Problem statement ▸
Return the records, each one exactly as written.

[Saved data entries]
◇ ◇ ◇ ◇ ◇ ◇ ◇
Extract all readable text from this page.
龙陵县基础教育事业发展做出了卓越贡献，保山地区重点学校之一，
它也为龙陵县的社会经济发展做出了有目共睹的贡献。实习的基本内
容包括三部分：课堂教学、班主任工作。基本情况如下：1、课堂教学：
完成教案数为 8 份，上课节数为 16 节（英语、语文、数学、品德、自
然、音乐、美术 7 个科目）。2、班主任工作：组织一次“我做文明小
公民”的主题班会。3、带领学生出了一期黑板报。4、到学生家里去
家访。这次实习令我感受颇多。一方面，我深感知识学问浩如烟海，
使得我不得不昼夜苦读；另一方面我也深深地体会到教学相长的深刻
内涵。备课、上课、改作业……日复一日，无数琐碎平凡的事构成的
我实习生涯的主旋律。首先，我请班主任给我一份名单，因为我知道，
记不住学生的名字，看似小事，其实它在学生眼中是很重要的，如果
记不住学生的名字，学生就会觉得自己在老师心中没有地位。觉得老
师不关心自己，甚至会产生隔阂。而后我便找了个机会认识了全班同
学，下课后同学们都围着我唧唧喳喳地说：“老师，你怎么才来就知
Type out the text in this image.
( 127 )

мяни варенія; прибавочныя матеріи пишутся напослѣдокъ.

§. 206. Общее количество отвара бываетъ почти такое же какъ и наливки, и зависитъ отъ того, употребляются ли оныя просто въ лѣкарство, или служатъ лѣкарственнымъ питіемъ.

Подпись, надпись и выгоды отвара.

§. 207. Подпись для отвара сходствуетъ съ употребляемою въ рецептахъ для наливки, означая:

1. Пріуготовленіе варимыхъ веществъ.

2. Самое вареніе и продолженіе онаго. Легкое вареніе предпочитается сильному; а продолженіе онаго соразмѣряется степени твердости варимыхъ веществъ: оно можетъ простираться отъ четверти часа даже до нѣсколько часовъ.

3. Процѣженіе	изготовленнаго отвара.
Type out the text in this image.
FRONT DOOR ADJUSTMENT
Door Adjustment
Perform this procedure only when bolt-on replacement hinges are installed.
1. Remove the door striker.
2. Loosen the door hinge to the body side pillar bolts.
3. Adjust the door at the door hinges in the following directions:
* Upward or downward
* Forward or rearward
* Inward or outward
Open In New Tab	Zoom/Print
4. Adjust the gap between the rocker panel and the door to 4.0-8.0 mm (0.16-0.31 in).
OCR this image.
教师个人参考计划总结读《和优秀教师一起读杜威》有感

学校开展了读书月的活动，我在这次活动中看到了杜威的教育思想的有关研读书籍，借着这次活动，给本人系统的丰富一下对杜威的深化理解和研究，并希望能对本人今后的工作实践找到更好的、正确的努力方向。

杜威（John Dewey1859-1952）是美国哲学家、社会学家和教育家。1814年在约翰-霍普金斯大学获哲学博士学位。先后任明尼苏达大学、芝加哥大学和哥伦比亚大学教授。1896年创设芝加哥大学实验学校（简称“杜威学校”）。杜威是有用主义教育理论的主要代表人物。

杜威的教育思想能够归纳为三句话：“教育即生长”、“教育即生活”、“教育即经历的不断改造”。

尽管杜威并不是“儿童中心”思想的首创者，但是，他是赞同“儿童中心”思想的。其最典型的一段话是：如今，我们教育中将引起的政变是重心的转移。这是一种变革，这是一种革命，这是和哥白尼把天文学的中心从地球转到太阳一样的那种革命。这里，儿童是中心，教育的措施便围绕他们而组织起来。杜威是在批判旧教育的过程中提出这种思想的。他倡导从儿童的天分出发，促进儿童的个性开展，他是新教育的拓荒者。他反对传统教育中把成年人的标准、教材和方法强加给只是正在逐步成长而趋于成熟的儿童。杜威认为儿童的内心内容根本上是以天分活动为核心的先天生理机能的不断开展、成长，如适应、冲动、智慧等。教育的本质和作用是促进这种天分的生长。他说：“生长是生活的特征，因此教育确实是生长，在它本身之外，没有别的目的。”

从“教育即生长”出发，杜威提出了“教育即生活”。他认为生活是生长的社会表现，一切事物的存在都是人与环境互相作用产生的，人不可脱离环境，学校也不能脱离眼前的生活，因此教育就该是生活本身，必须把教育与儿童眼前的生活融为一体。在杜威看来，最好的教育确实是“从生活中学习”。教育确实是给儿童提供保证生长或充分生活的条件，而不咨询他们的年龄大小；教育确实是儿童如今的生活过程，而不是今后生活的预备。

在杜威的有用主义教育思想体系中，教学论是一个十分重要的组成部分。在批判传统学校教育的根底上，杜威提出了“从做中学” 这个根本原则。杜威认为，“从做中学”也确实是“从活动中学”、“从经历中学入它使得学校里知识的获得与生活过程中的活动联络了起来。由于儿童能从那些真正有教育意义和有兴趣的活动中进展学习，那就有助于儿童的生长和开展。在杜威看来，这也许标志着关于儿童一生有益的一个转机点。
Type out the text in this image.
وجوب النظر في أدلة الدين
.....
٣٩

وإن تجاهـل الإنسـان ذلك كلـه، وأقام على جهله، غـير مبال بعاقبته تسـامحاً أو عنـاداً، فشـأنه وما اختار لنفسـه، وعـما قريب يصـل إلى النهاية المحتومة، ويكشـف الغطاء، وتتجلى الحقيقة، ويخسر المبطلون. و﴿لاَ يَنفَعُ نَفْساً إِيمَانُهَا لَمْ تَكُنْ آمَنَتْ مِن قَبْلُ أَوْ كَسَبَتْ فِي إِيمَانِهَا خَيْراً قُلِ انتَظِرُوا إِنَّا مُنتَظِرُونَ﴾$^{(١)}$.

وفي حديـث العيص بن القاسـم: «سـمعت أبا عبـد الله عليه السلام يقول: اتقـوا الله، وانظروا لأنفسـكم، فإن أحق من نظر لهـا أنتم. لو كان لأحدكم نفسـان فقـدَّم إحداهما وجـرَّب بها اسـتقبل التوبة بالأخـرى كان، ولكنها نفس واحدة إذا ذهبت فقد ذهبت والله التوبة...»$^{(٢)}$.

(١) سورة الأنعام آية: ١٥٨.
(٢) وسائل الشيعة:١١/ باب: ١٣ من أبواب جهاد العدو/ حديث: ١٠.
◇ ◇ ◇ ◇ ◇ ◇ ◇
Finished task ▸
Extract all readable text from this page.
龙陵县基础教育事业发展做出了卓越贡献，保山地区重点学校之一，
它也为龙陵县的社会经济发展做出了有目共睹的贡献。实习的基本内
容包括三部分：课堂教学、班主任工作。基本情况如下：1、课堂教学：
完成教案数为 8 份，上课节数为 16 节（英语、语文、数学、品德、自
然、音乐、美术 7 个科目）。2、班主任工作：组织一次“我做文明小
公民”的主题班会。3、带领学生出了一期黑板报。4、到学生家里去
家访。这次实习令我感受颇多。一方面，我深感知识学问浩如烟海，
使得我不得不昼夜苦读；另一方面我也深深地体会到教学相长的深刻
内涵。备课、上课、改作业……日复一日，无数琐碎平凡的事构成的
我实习生涯的主旋律。首先，我请班主任给我一份名单，因为我知道，
记不住学生的名字，看似小事，其实它在学生眼中是很重要的，如果
记不住学生的名字，学生就会觉得自己在老师心中没有地位。觉得老
师不关心自己，甚至会产生隔阂。而后我便找了个机会认识了全班同
学，下课后同学们都围着我唧唧喳喳地说：“老师，你怎么才来就知
Type out the text in this image.
( 127 )

мяни варенія; прибавочныя матеріи пишутся напослѣдокъ.

§. 206. Общее количество отвара бываетъ почти такое же какъ и наливки, и зависитъ отъ того, употребляются ли оныя просто въ лѣкарство, или служатъ лѣкарственнымъ питіемъ.

Подпись, надпись и выгоды отвара.

§. 207. Подпись для отвара сходствуетъ съ употребляемою въ рецептахъ для наливки, означая:

1. Пріуготовленіе варимыхъ веществъ.

2. Самое вареніе и продолженіе онаго. Легкое вареніе предпочитается сильному; а продолженіе онаго соразмѣряется степени твердости варимыхъ веществъ: оно можетъ простираться отъ четверти часа даже до нѣсколько часовъ.

3. Процѣженіе	изготовленнаго отвара.
Type out the text in this image.
FRONT DOOR ADJUSTMENT
Door Adjustment
Perform this procedure only when bolt-on replacement hinges are installed.
1. Remove the door striker.
2. Loosen the door hinge to the body side pillar bolts.
3. Adjust the door at the door hinges in the following directions:
* Upward or downward
* Forward or rearward
* Inward or outward
Open In New Tab	Zoom/Print
4. Adjust the gap between the rocker panel and the door to 4.0-8.0 mm (0.16-0.31 in).
OCR this image.
教师个人参考计划总结读《和优秀教师一起读杜威》有感

学校开展了读书月的活动，我在这次活动中看到了杜威的教育思想的有关研读书籍，借着这次活动，给本人系统的丰富一下对杜威的深化理解和研究，并希望能对本人今后的工作实践找到更好的、正确的努力方向。

杜威（John Dewey1859-1952）是美国哲学家、社会学家和教育家。1814年在约翰-霍普金斯大学获哲学博士学位。先后任明尼苏达大学、芝加哥大学和哥伦比亚大学教授。1896年创设芝加哥大学实验学校（简称“杜威学校”）。杜威是有用主义教育理论的主要代表人物。

杜威的教育思想能够归纳为三句话：“教育即生长”、“教育即生活”、“教育即经历的不断改造”。

尽管杜威并不是“儿童中心”思想的首创者，但是，他是赞同“儿童中心”思想的。其最典型的一段话是：如今，我们教育中将引起的政变是重心的转移。这是一种变革，这是一种革命，这是和哥白尼把天文学的中心从地球转到太阳一样的那种革命。这里，儿童是中心，教育的措施便围绕他们而组织起来。杜威是在批判旧教育的过程中提出这种思想的。他倡导从儿童的天分出发，促进儿童的个性开展，他是新教育的拓荒者。他反对传统教育中把成年人的标准、教材和方法强加给只是正在逐步成长而趋于成熟的儿童。杜威认为儿童的内心内容根本上是以天分活动为核心的先天生理机能的不断开展、成长，如适应、冲动、智慧等。教育的本质和作用是促进这种天分的生长。他说：“生长是生活的特征，因此教育确实是生长，在它本身之外，没有别的目的。”

从“教育即生长”出发，杜威提出了“教育即生活”。他认为生活是生长的社会表现，一切事物的存在都是人与环境互相作用产生的，人不可脱离环境，学校也不能脱离眼前的生活，因此教育就该是生活本身，必须把教育与儿童眼前的生活融为一体。在杜威看来，最好的教育确实是“从生活中学习”。教育确实是给儿童提供保证生长或充分生活的条件，而不咨询他们的年龄大小；教育确实是儿童如今的生活过程，而不是今后生活的预备。

在杜威的有用主义教育思想体系中，教学论是一个十分重要的组成部分。在批判传统学校教育的根底上，杜威提出了“从做中学” 这个根本原则。杜威认为，“从做中学”也确实是“从活动中学”、“从经历中学入它使得学校里知识的获得与生活过程中的活动联络了起来。由于儿童能从那些真正有教育意义和有兴趣的活动中进展学习，那就有助于儿童的生长和开展。在杜威看来，这也许标志着关于儿童一生有益的一个转机点。
Type out the text in this image.
وجوب النظر في أدلة الدين
.....
٣٩

وإن تجاهـل الإنسـان ذلك كلـه، وأقام على جهله، غـير مبال بعاقبته تسـامحاً أو عنـاداً، فشـأنه وما اختار لنفسـه، وعـما قريب يصـل إلى النهاية المحتومة، ويكشـف الغطاء، وتتجلى الحقيقة، ويخسر المبطلون. و﴿لاَ يَنفَعُ نَفْساً إِيمَانُهَا لَمْ تَكُنْ آمَنَتْ مِن قَبْلُ أَوْ كَسَبَتْ فِي إِيمَانِهَا خَيْراً قُلِ انتَظِرُوا إِنَّا مُنتَظِرُونَ﴾$^{(١)}$.

وفي حديـث العيص بن القاسـم: «سـمعت أبا عبـد الله عليه السلام يقول: اتقـوا الله، وانظروا لأنفسـكم، فإن أحق من نظر لهـا أنتم. لو كان لأحدكم نفسـان فقـدَّم إحداهما وجـرَّب بها اسـتقبل التوبة بالأخـرى كان، ولكنها نفس واحدة إذا ذهبت فقد ذهبت والله التوبة...»$^{(٢)}$.

(١) سورة الأنعام آية: ١٥٨.
(٢) وسائل الشيعة:١١/ باب: ١٣ من أبواب جهاد العدو/ حديث: ١٠.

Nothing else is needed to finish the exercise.